*Your instructions*: Give only the number of lines that include the string "garyleung".

— Start —

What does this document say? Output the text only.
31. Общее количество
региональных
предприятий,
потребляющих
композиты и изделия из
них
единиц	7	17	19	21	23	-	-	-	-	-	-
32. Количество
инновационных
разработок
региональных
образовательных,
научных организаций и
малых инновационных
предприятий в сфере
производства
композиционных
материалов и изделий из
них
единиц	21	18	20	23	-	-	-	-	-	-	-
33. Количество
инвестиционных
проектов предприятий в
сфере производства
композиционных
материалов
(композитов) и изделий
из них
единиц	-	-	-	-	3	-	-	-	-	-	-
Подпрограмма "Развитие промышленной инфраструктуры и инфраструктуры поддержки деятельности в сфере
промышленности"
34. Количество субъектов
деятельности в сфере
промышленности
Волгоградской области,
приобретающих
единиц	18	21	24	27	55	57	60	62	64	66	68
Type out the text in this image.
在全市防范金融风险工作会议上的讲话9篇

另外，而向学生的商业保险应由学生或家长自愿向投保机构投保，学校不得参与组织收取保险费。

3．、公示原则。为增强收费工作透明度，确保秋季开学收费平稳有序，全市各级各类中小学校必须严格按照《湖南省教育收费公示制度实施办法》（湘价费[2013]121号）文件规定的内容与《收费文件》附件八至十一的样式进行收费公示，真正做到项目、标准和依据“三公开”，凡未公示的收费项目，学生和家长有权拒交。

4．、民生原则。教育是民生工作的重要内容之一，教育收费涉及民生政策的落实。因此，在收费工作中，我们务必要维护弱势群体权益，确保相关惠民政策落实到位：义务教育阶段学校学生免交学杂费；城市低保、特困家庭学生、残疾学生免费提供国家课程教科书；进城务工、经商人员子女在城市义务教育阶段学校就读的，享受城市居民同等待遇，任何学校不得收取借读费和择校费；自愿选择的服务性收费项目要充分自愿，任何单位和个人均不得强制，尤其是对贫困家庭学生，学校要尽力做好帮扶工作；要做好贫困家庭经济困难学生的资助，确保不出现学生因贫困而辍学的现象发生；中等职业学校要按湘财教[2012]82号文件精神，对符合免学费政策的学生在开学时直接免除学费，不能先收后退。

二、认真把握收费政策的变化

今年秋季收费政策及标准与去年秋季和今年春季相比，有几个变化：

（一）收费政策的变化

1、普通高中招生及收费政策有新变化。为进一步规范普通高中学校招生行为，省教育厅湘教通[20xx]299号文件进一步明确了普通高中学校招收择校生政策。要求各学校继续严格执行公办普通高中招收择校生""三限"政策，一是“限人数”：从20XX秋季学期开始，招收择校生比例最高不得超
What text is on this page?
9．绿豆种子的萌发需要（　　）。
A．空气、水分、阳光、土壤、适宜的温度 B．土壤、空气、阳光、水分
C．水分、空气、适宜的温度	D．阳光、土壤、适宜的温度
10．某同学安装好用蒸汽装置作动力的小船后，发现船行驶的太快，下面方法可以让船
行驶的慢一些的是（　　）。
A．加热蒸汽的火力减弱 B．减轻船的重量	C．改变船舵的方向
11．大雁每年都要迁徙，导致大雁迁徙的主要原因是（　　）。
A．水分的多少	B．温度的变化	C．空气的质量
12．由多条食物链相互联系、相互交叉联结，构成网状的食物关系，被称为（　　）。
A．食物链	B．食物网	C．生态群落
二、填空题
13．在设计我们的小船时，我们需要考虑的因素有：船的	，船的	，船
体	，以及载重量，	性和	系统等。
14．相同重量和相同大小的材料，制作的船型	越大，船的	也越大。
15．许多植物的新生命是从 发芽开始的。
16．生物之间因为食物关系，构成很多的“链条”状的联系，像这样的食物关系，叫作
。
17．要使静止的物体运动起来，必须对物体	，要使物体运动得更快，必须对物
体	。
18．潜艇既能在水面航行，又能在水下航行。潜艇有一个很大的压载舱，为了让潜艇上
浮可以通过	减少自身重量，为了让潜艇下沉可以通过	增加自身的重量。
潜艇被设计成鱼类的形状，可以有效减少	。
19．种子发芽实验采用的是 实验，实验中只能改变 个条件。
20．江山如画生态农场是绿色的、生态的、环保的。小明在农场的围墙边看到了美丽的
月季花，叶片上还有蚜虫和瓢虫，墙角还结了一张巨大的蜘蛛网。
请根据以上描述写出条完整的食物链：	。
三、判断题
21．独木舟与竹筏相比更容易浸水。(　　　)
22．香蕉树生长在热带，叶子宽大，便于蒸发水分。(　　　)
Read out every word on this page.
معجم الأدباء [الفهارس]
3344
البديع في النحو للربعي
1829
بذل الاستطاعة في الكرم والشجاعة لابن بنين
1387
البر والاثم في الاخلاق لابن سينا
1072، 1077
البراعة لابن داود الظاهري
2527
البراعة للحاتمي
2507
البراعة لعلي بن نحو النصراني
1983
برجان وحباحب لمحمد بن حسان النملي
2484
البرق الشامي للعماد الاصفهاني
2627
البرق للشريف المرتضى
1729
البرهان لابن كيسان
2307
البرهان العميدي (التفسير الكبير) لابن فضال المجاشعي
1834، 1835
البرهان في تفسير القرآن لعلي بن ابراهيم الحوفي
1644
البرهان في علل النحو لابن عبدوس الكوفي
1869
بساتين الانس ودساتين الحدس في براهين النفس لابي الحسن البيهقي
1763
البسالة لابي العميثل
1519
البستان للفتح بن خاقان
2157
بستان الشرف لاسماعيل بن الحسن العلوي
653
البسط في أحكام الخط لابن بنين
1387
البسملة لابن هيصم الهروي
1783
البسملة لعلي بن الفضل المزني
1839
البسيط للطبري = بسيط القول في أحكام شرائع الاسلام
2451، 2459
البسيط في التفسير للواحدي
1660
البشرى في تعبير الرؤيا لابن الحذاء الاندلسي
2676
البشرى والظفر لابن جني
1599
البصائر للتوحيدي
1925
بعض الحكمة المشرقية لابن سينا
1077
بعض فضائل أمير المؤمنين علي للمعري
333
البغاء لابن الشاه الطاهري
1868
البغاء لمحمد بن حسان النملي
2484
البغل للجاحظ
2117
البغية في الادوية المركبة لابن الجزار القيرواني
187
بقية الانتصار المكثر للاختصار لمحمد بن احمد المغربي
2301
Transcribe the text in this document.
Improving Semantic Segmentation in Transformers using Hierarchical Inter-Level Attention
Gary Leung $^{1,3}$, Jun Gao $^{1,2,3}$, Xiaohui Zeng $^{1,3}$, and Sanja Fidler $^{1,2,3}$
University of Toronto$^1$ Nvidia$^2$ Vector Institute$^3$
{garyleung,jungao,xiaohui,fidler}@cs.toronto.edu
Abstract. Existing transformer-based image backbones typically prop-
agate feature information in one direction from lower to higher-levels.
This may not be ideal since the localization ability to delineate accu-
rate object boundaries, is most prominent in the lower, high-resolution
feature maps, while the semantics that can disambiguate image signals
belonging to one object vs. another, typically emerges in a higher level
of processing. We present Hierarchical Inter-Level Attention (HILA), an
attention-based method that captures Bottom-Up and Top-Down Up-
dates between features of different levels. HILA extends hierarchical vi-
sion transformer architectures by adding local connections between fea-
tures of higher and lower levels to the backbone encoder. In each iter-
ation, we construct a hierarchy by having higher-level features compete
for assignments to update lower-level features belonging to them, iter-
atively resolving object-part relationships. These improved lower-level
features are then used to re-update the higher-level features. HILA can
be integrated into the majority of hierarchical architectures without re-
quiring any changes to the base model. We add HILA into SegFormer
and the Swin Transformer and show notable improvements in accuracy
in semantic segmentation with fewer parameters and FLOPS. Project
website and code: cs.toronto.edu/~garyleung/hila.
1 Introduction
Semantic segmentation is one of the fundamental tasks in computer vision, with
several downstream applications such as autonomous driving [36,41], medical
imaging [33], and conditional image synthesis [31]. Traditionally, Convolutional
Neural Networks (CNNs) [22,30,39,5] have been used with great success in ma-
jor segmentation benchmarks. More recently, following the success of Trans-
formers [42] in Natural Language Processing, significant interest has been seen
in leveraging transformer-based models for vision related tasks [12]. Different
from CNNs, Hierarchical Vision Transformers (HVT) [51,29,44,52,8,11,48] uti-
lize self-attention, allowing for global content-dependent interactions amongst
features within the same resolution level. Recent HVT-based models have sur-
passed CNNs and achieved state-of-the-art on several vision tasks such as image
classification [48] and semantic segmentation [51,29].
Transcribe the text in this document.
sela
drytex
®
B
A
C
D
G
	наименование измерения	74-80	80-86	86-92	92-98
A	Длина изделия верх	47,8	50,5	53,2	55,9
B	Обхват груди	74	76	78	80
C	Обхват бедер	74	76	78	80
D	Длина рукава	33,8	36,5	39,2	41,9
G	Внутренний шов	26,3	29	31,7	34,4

— End —

*Result*: 2